> **Data entries**
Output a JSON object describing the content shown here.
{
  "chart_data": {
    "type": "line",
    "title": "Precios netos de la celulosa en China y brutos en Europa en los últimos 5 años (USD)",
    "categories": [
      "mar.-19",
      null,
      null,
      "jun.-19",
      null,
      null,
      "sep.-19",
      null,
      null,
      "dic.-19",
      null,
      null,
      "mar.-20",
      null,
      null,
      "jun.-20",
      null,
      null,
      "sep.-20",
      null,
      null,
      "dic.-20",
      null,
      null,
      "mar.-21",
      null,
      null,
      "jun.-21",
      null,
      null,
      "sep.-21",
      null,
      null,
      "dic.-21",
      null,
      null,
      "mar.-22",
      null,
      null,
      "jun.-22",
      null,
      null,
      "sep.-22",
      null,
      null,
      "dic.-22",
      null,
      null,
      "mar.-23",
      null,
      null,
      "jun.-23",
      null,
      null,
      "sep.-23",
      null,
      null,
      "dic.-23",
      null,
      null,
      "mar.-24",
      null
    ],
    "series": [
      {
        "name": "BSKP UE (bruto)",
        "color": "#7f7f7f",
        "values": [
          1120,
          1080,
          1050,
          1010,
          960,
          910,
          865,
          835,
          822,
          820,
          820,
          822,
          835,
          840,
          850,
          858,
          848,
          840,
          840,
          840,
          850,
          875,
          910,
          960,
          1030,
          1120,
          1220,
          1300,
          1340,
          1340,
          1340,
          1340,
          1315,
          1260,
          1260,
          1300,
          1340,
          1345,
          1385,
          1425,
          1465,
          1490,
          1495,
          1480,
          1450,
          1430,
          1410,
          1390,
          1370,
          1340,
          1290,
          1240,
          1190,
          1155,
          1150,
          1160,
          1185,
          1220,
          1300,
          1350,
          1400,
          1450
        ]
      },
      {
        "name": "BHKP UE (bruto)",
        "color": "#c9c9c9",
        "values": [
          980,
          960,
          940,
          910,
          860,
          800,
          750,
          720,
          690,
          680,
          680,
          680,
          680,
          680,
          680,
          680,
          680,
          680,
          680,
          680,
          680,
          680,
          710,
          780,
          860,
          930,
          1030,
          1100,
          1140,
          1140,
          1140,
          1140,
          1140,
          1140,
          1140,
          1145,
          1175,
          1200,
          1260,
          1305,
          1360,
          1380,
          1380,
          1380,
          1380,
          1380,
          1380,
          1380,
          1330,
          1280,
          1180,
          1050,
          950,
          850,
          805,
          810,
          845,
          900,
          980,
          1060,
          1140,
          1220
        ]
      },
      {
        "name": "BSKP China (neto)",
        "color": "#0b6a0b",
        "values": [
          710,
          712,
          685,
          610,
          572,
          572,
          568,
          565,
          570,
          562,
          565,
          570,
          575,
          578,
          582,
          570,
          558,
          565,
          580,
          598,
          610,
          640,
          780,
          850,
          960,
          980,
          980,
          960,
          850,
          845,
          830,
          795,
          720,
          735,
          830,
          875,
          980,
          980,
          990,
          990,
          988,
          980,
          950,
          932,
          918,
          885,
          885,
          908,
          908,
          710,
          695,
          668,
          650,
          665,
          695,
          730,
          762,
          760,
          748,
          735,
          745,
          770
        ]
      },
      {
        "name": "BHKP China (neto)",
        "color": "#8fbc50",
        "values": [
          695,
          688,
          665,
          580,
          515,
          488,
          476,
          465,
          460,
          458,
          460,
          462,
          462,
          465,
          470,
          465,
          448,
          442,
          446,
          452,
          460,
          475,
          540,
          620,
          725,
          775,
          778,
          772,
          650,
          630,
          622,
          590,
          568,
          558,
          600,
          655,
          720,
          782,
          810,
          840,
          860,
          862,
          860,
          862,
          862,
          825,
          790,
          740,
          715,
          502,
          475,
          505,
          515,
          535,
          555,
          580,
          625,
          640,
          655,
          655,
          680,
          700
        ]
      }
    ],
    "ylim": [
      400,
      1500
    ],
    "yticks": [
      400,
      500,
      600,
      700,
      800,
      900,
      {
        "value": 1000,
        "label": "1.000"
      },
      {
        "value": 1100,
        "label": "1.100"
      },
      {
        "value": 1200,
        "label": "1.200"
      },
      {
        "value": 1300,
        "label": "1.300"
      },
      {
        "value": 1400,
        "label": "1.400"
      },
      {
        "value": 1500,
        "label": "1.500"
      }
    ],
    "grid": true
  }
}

> **The exercise**
Repeat the data in its entirety, character for character.

> **Expected answer**
Output a JSON object describing the content shown here.
{
  "chart_data": {
    "type": "line",
    "title": "Precios netos de la celulosa en China y brutos en Europa en los últimos 5 años (USD)",
    "categories": [
      "mar.-19",
      null,
      null,
      "jun.-19",
      null,
      null,
      "sep.-19",
      null,
      null,
      "dic.-19",
      null,
      null,
      "mar.-20",
      null,
      null,
      "jun.-20",
      null,
      null,
      "sep.-20",
      null,
      null,
      "dic.-20",
      null,
      null,
      "mar.-21",
      null,
      null,
      "jun.-21",
      null,
      null,
      "sep.-21",
      null,
      null,
      "dic.-21",
      null,
      null,
      "mar.-22",
      null,
      null,
      "jun.-22",
      null,
      null,
      "sep.-22",
      null,
      null,
      "dic.-22",
      null,
      null,
      "mar.-23",
      null,
      null,
      "jun.-23",
      null,
      null,
      "sep.-23",
      null,
      null,
      "dic.-23",
      null,
      null,
      "mar.-24",
      null
    ],
    "series": [
      {
        "name": "BSKP UE (bruto)",
        "color": "#7f7f7f",
        "values": [
          1120,
          1080,
          1050,
          1010,
          960,
          910,
          865,
          835,
          822,
          820,
          820,
          822,
          835,
          840,
          850,
          858,
          848,
          840,
          840,
          840,
          850,
          875,
          910,
          960,
          1030,
          1120,
          1220,
          1300,
          1340,
          1340,
          1340,
          1340,
          1315,
          1260,
          1260,
          1300,
          1340,
          1345,
          1385,
          1425,
          1465,
          1490,
          1495,
          1480,
          1450,
          1430,
          1410,
          1390,
          1370,
          1340,
          1290,
          1240,
          1190,
          1155,
          1150,
          1160,
          1185,
          1220,
          1300,
          1350,
          1400,
          1450
        ]
      },
      {
        "name": "BHKP UE (bruto)",
        "color": "#c9c9c9",
        "values": [
          980,
          960,
          940,
          910,
          860,
          800,
          750,
          720,
          690,
          680,
          680,
          680,
          680,
          680,
          680,
          680,
          680,
          680,
          680,
          680,
          680,
          680,
          710,
          780,
          860,
          930,
          1030,
          1100,
          1140,
          1140,
          1140,
          1140,
          1140,
          1140,
          1140,
          1145,
          1175,
          1200,
          1260,
          1305,
          1360,
          1380,
          1380,
          1380,
          1380,
          1380,
          1380,
          1380,
          1330,
          1280,
          1180,
          1050,
          950,
          850,
          805,
          810,
          845,
          900,
          980,
          1060,
          1140,
          1220
        ]
      },
      {
        "name": "BSKP China (neto)",
        "color": "#0b6a0b",
        "values": [
          710,
          712,
          685,
          610,
          572,
          572,
          568,
          565,
          570,
          562,
          565,
          570,
          575,
          578,
          582,
          570,
          558,
          565,
          580,
          598,
          610,
          640,
          780,
          850,
          960,
          980,
          980,
          960,
          850,
          845,
          830,
          795,
          720,
          735,
          830,
          875,
          980,
          980,
          990,
          990,
          988,
          980,
          950,
          932,
          918,
          885,
          885,
          908,
          908,
          710,
          695,
          668,
          650,
          665,
          695,
          730,
          762,
          760,
          748,
          735,
          745,
          770
        ]
      },
      {
        "name": "BHKP China (neto)",
        "color": "#8fbc50",
        "values": [
          695,
          688,
          665,
          580,
          515,
          488,
          476,
          465,
          460,
          458,
          460,
          462,
          462,
          465,
          470,
          465,
          448,
          442,
          446,
          452,
          460,
          475,
          540,
          620,
          725,
          775,
          778,
          772,
          650,
          630,
          622,
          590,
          568,
          558,
          600,
          655,
          720,
          782,
          810,
          840,
          860,
          862,
          860,
          862,
          862,
          825,
          790,
          740,
          715,
          502,
          475,
          505,
          515,
          535,
          555,
          580,
          625,
          640,
          655,
          655,
          680,
          700
        ]
      }
    ],
    "ylim": [
      400,
      1500
    ],
    "yticks": [
      400,
      500,
      600,
      700,
      800,
      900,
      {
        "value": 1000,
        "label": "1.000"
      },
      {
        "value": 1100,
        "label": "1.100"
      },
      {
        "value": 1200,
        "label": "1.200"
      },
      {
        "value": 1300,
        "label": "1.300"
      },
      {
        "value": 1400,
        "label": "1.400"
      },
      {
        "value": 1500,
        "label": "1.500"
      }
    ],
    "grid": true
  }
}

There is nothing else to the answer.